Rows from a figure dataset
######
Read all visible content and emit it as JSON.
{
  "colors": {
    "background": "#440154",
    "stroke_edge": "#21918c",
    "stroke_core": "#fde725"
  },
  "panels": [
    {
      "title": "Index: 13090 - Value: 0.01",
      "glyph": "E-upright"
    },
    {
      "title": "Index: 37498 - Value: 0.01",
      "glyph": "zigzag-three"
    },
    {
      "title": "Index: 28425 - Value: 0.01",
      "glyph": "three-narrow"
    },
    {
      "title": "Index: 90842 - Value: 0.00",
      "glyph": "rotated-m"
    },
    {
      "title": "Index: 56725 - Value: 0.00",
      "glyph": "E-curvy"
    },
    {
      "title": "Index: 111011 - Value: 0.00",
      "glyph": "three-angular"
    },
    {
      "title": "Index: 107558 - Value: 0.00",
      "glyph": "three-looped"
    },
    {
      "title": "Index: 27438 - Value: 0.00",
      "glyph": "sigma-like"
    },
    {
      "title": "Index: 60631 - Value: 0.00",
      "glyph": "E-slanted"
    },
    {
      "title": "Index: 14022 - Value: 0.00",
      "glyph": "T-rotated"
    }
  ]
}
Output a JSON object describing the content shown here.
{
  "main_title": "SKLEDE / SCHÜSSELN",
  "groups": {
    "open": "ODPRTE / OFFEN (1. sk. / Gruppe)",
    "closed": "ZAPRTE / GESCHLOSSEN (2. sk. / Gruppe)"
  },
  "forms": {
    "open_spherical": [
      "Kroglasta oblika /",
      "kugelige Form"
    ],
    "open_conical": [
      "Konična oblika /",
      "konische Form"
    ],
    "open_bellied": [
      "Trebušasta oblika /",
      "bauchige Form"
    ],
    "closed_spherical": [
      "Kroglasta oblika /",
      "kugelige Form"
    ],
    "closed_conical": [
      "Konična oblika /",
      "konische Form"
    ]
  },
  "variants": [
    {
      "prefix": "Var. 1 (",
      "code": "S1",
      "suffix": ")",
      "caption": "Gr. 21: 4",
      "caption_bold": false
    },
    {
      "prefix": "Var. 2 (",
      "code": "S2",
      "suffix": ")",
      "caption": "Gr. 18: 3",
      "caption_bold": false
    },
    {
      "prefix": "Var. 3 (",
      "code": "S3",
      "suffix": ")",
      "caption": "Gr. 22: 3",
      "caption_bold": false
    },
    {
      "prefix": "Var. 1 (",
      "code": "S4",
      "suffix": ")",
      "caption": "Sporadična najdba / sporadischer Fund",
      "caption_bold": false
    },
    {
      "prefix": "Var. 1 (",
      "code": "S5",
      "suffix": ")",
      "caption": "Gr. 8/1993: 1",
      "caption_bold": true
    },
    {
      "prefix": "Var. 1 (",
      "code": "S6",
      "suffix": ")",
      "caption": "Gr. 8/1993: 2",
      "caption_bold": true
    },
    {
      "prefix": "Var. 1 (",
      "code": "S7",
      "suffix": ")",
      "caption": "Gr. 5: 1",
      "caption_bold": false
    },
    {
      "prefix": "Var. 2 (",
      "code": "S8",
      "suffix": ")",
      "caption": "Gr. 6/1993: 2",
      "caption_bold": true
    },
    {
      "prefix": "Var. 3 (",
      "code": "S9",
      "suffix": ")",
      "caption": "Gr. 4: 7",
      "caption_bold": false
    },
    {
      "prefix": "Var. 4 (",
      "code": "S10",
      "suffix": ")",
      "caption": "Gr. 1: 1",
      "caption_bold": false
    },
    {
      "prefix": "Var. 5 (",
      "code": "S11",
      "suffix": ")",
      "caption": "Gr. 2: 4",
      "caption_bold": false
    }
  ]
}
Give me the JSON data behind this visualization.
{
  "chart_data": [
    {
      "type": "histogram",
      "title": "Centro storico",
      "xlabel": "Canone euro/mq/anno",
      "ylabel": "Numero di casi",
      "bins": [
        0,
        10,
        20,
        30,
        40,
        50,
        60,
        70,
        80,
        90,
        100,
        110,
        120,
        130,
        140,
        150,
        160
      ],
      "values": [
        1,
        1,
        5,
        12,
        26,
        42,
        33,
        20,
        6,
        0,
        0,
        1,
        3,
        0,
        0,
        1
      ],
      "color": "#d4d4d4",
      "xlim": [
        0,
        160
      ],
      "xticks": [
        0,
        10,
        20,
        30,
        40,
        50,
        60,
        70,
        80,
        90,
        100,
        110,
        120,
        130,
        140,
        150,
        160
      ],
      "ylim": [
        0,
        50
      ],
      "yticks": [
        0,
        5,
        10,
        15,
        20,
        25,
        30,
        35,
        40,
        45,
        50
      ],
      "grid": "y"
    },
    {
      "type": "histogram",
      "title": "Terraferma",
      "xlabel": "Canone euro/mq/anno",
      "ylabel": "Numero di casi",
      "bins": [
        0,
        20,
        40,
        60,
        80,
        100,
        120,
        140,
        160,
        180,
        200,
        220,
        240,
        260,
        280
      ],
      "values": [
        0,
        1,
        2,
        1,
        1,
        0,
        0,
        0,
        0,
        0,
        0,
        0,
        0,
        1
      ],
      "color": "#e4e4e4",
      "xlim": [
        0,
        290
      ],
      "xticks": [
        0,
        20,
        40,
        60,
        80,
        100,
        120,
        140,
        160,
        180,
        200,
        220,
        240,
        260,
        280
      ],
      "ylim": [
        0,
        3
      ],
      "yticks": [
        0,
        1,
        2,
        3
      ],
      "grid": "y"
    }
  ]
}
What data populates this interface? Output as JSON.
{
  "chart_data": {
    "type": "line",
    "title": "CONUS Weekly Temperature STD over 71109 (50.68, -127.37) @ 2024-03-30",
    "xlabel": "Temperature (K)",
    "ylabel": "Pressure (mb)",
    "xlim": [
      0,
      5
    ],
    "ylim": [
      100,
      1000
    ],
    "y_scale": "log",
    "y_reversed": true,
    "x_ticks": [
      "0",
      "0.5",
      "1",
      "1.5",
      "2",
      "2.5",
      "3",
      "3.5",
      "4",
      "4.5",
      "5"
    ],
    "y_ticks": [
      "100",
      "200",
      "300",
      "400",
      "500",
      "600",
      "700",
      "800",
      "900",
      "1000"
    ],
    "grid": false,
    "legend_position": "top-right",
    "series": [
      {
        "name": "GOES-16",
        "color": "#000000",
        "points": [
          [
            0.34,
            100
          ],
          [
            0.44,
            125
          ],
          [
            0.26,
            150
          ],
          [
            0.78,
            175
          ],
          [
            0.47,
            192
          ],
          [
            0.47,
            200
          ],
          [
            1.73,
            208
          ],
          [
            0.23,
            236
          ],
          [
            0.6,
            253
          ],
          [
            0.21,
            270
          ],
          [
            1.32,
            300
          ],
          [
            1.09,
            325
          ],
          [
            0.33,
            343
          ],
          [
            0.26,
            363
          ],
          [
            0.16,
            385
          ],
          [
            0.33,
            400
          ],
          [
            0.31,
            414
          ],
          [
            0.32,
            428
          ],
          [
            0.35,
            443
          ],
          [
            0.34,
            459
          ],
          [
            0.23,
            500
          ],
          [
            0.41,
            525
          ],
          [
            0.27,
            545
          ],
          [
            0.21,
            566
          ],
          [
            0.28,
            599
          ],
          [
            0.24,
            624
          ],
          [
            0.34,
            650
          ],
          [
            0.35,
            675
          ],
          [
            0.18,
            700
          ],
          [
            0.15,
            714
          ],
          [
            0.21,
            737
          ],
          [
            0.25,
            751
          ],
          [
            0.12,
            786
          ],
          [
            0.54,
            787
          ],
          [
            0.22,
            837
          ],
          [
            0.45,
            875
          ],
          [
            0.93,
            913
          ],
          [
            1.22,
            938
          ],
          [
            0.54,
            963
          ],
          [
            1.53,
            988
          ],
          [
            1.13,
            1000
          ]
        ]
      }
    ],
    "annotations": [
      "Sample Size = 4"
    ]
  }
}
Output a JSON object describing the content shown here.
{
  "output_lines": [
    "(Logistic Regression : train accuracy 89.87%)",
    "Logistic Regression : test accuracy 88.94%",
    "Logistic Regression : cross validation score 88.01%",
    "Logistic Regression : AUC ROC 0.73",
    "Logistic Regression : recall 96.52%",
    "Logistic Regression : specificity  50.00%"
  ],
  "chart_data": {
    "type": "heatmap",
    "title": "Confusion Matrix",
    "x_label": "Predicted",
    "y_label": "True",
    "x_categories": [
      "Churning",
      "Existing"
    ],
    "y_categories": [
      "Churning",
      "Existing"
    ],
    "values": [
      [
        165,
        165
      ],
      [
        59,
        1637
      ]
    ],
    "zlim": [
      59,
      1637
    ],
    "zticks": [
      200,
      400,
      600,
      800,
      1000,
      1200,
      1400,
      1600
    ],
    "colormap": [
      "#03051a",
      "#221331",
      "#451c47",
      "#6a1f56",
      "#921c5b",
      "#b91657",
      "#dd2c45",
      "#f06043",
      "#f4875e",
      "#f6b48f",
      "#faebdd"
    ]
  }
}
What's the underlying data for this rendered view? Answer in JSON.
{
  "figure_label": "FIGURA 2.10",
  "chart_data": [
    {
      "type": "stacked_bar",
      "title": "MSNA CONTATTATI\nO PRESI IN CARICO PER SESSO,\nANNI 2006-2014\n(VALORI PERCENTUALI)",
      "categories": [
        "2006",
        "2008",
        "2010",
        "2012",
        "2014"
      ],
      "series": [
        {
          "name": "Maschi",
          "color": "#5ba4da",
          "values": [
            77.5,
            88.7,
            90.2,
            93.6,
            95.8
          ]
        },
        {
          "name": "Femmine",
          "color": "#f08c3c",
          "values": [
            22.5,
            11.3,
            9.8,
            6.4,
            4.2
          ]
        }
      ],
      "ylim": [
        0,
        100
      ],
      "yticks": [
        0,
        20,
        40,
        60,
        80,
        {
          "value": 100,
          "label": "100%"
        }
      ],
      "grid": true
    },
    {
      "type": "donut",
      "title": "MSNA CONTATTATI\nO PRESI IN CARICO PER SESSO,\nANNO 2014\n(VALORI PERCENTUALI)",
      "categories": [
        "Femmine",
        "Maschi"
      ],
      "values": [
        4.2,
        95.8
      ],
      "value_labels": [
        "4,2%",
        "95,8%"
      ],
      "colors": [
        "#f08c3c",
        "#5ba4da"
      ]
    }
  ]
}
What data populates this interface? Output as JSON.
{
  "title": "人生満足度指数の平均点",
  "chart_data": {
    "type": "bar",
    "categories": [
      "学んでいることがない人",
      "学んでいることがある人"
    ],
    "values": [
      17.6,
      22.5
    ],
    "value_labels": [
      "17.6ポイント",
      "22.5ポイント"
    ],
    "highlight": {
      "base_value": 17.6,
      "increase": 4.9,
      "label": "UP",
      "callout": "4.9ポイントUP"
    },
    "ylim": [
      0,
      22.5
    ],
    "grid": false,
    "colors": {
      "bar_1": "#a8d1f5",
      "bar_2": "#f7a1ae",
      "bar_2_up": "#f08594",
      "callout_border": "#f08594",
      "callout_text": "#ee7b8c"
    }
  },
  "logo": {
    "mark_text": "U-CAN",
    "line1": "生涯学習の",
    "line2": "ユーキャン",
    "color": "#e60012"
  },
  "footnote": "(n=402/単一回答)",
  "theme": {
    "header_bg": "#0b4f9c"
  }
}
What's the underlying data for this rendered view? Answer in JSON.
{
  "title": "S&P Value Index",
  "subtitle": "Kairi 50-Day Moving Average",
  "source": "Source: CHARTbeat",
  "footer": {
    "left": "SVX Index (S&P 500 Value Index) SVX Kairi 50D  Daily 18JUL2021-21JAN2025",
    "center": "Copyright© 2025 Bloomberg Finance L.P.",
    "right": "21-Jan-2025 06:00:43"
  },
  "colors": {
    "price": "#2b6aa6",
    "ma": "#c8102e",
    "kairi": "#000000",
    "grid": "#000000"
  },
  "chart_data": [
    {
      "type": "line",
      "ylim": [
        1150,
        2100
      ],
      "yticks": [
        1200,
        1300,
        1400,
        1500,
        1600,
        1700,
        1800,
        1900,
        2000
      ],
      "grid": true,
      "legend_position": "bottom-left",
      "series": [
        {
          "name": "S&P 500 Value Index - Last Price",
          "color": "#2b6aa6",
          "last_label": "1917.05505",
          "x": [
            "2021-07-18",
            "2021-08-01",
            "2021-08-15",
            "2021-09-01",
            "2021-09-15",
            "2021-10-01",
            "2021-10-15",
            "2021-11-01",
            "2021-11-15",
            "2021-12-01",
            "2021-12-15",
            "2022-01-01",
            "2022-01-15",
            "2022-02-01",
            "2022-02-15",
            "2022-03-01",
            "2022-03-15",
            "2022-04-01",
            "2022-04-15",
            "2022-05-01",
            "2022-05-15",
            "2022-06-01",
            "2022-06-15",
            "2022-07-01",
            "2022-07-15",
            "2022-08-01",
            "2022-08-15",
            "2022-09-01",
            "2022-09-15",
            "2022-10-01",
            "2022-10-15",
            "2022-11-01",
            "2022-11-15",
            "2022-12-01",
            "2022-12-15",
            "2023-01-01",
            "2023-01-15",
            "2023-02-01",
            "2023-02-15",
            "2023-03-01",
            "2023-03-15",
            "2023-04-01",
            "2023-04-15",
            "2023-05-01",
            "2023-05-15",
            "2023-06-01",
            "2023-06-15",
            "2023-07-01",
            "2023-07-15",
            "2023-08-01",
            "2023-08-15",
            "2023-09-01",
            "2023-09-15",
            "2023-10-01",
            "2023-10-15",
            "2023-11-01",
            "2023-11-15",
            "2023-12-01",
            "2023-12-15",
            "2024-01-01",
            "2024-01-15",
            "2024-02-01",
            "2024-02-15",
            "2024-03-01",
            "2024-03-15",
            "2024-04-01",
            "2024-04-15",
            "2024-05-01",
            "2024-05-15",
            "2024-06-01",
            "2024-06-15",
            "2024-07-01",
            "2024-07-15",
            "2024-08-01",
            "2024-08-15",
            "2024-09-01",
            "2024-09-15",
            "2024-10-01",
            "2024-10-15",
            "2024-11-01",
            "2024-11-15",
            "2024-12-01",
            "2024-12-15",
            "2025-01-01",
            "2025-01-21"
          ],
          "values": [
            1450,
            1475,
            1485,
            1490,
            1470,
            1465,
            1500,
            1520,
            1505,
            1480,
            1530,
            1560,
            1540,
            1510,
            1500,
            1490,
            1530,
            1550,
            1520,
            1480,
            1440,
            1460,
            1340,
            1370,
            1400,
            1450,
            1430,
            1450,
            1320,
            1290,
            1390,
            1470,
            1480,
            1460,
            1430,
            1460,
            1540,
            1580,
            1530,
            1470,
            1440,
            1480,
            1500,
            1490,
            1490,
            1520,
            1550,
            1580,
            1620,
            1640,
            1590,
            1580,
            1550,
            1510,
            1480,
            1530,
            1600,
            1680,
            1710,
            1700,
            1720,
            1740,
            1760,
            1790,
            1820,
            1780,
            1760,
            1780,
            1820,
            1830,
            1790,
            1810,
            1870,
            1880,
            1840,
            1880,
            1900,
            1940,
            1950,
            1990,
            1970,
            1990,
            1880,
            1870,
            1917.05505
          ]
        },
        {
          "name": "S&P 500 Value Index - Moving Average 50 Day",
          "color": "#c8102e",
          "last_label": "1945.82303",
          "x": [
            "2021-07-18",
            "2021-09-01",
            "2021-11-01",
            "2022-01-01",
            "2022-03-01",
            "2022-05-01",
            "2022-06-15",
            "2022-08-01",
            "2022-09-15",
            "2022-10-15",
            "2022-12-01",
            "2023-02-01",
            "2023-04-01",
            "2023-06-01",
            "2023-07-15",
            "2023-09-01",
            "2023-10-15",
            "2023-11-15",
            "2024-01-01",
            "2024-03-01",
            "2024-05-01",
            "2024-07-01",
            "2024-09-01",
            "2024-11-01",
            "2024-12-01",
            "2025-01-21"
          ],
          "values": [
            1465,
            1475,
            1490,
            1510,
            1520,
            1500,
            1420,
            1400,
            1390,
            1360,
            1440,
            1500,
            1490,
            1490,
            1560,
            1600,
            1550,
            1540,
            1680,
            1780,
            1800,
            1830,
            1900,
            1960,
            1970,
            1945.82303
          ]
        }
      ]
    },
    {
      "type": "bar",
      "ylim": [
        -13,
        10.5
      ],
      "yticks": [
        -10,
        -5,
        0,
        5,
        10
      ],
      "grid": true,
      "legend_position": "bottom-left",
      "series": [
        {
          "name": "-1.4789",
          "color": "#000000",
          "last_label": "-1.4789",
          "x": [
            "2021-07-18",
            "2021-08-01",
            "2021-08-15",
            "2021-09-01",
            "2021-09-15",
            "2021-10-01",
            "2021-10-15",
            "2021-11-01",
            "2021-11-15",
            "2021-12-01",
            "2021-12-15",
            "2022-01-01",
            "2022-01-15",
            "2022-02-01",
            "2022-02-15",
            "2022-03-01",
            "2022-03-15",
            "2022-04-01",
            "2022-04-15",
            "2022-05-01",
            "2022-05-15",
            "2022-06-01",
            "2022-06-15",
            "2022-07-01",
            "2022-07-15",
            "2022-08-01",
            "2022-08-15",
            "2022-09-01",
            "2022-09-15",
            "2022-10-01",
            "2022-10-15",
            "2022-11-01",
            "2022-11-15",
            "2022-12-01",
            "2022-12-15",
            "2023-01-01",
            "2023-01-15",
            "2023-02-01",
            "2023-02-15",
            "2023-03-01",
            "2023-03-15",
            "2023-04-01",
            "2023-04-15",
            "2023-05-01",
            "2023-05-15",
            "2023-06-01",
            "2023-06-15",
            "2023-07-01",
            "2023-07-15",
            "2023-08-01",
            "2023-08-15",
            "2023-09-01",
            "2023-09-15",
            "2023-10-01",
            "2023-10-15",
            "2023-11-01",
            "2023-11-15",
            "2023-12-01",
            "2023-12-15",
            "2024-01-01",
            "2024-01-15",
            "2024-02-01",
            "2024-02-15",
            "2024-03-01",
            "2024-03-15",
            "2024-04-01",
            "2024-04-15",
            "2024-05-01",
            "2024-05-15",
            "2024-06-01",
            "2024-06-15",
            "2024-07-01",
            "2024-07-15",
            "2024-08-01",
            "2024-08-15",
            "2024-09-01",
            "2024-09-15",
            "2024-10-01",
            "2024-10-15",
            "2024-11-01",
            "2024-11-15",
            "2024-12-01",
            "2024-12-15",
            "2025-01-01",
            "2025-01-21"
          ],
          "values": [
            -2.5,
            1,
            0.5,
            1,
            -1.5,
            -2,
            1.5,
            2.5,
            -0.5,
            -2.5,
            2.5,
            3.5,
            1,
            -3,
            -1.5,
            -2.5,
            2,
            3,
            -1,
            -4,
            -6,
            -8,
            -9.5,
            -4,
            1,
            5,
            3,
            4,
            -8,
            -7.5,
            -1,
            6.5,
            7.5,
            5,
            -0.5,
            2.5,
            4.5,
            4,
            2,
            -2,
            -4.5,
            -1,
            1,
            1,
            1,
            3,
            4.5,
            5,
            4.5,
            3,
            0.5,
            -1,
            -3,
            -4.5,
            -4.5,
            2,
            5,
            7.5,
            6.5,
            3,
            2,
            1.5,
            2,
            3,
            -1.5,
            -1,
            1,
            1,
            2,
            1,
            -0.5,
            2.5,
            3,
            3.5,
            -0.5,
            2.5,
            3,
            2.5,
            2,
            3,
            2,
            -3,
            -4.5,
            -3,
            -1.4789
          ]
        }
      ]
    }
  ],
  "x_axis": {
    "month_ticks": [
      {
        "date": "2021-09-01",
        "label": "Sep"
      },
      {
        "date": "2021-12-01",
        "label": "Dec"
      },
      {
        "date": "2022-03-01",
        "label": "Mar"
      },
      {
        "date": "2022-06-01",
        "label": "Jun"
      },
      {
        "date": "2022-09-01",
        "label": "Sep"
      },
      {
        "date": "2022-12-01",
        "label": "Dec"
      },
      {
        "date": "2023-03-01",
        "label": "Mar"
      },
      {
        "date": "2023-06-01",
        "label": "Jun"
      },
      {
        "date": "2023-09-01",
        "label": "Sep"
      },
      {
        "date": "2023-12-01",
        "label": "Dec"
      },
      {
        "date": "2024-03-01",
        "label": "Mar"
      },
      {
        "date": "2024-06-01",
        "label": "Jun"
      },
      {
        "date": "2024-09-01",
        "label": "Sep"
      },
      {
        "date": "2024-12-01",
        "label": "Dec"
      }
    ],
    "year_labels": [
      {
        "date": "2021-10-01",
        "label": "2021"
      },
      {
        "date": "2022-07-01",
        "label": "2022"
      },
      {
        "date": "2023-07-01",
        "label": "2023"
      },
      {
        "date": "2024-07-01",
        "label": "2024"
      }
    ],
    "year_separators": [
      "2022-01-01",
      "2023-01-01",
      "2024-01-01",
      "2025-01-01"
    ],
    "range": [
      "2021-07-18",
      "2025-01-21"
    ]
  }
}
######
Problem statement
Filter the records above for lines containing the word "accuracy", and copy those lines.

Response to the exercise
    "(Logistic Regression : train accuracy 89.87%)",
    "Logistic Regression : test accuracy 88.94%",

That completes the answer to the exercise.